Problem description: Repeat the lines word for word, beginning with the first line of the records and stopping after the line that contains "The gear part 11b is at (407, 170).".

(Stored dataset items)
......

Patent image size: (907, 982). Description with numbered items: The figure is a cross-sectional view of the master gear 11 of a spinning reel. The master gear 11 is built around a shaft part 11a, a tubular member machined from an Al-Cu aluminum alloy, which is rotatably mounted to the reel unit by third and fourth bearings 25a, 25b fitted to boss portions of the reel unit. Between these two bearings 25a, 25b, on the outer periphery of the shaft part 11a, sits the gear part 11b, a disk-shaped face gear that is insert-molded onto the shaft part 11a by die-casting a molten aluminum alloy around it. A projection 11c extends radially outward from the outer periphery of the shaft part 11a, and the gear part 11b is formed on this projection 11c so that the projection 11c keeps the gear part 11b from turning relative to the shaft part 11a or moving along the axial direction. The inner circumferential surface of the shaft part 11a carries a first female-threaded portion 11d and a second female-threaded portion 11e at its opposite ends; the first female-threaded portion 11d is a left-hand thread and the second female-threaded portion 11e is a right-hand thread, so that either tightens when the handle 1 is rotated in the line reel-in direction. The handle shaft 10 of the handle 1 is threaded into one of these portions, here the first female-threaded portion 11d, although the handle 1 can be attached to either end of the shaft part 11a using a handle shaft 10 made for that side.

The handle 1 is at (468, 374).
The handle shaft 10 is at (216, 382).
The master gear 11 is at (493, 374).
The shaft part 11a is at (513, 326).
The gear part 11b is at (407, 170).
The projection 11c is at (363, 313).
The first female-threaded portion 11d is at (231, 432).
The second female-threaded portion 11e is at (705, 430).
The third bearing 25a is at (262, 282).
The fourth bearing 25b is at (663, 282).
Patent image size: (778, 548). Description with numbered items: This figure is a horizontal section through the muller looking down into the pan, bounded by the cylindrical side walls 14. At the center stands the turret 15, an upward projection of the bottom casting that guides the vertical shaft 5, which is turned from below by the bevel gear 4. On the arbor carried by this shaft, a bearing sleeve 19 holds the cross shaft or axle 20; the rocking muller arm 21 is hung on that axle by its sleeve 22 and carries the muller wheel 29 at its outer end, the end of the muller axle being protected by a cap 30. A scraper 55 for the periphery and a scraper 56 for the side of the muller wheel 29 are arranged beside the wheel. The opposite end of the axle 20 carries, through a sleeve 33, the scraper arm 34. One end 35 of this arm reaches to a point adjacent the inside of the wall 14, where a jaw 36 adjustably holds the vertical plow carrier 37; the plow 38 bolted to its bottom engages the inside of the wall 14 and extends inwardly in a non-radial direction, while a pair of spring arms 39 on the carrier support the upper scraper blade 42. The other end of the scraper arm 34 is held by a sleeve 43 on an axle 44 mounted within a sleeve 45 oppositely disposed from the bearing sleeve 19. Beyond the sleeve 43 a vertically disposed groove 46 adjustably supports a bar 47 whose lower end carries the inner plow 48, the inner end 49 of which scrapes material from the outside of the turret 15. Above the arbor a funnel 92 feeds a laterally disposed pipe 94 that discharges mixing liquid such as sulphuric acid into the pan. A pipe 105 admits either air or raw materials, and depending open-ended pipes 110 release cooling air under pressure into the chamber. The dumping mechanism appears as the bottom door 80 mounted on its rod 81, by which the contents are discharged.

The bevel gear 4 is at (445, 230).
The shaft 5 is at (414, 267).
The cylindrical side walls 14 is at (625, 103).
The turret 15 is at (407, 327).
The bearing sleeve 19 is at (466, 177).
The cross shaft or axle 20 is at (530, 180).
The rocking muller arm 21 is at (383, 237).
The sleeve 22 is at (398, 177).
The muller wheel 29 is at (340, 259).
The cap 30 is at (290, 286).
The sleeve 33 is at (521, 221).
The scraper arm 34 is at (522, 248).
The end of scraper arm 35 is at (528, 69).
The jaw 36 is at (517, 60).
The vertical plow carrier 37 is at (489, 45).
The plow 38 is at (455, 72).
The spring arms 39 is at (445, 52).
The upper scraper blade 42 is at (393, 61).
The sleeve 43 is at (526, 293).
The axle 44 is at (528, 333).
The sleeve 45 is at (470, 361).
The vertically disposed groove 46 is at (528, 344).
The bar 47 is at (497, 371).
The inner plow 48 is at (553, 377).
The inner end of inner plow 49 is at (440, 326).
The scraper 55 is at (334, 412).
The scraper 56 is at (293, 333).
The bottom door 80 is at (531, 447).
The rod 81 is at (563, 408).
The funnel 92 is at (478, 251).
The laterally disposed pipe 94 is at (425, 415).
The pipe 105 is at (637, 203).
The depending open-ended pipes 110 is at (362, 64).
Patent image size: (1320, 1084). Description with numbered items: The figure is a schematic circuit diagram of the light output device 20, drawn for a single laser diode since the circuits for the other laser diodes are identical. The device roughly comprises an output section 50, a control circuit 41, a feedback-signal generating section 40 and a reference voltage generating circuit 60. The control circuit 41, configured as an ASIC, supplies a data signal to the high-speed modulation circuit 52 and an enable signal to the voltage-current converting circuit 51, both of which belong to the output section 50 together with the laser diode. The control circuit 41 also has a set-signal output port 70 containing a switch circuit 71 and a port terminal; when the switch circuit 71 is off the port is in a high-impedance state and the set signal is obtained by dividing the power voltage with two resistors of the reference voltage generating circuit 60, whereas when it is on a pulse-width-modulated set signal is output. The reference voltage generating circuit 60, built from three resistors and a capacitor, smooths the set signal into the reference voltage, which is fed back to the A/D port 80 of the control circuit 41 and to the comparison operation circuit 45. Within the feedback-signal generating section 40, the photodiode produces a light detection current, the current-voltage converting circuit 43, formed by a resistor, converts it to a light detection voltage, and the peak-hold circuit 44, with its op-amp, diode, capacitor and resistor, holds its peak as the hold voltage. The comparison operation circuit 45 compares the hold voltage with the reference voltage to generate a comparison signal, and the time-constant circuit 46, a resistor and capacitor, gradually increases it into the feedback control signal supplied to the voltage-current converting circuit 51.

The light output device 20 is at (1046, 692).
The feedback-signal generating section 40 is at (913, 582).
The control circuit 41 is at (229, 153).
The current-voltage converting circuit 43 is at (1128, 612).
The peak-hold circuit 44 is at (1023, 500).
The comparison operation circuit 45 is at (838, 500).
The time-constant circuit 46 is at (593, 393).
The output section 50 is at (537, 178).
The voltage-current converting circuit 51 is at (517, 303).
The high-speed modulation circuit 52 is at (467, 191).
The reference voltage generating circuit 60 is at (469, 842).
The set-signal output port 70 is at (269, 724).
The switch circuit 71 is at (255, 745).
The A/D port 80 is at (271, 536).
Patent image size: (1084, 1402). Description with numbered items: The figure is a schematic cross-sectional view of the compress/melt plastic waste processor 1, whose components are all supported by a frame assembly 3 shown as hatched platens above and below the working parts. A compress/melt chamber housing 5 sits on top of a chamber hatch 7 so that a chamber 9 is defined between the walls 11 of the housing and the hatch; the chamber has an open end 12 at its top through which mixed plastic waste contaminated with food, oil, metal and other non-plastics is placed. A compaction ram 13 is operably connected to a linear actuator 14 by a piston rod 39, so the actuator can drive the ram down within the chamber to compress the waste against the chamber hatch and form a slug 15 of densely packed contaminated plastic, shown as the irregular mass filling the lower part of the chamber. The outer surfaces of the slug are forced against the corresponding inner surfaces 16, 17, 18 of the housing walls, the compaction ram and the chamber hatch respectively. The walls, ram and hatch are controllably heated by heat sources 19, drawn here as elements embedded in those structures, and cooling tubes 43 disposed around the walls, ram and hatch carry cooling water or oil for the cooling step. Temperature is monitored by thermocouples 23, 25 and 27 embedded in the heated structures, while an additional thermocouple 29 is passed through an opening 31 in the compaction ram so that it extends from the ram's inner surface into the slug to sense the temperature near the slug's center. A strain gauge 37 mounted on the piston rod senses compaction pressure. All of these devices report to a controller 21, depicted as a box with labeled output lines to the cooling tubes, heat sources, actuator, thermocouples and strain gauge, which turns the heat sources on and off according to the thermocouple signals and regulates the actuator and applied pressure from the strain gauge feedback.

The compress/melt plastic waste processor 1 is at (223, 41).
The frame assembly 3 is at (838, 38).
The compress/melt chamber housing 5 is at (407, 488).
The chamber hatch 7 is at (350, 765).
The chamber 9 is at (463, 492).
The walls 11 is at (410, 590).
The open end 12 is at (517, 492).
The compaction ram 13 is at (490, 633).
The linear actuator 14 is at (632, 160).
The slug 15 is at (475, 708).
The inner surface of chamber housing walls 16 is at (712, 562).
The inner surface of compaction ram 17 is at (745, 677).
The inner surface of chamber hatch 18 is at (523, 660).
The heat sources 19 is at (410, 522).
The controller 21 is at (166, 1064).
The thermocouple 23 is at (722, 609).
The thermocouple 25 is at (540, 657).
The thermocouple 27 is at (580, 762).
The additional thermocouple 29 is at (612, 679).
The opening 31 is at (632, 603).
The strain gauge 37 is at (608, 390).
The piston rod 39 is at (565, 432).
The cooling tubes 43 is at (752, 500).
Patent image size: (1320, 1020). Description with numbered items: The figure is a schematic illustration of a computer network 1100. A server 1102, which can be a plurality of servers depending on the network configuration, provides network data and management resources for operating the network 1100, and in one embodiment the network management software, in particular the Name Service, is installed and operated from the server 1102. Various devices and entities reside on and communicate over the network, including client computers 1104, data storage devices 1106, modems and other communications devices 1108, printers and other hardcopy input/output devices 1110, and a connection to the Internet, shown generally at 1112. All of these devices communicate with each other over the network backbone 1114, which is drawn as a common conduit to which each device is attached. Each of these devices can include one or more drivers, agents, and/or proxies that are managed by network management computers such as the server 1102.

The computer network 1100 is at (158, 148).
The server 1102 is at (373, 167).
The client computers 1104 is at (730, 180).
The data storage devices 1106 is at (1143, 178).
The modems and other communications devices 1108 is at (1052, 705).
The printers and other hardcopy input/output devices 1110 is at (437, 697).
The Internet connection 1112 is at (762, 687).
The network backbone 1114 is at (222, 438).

......

Worked answer:
Patent image size: (907, 982). Description with numbered items: The figure is a cross-sectional view of the master gear 11 of a spinning reel. The master gear 11 is built around a shaft part 11a, a tubular member machined from an Al-Cu aluminum alloy, which is rotatably mounted to the reel unit by third and fourth bearings 25a, 25b fitted to boss portions of the reel unit. Between these two bearings 25a, 25b, on the outer periphery of the shaft part 11a, sits the gear part 11b, a disk-shaped face gear that is insert-molded onto the shaft part 11a by die-casting a molten aluminum alloy around it. A projection 11c extends radially outward from the outer periphery of the shaft part 11a, and the gear part 11b is formed on this projection 11c so that the projection 11c keeps the gear part 11b from turning relative to the shaft part 11a or moving along the axial direction. The inner circumferential surface of the shaft part 11a carries a first female-threaded portion 11d and a second female-threaded portion 11e at its opposite ends; the first female-threaded portion 11d is a left-hand thread and the second female-threaded portion 11e is a right-hand thread, so that either tightens when the handle 1 is rotated in the line reel-in direction. The handle shaft 10 of the handle 1 is threaded into one of these portions, here the first female-threaded portion 11d, although the handle 1 can be attached to either end of the shaft part 11a using a handle shaft 10 made for that side.

The handle 1 is at (468, 374).
The handle shaft 10 is at (216, 382).
The master gear 11 is at (493, 374).
The shaft part 11a is at (513, 326).
The gear part 11b is at (407, 170).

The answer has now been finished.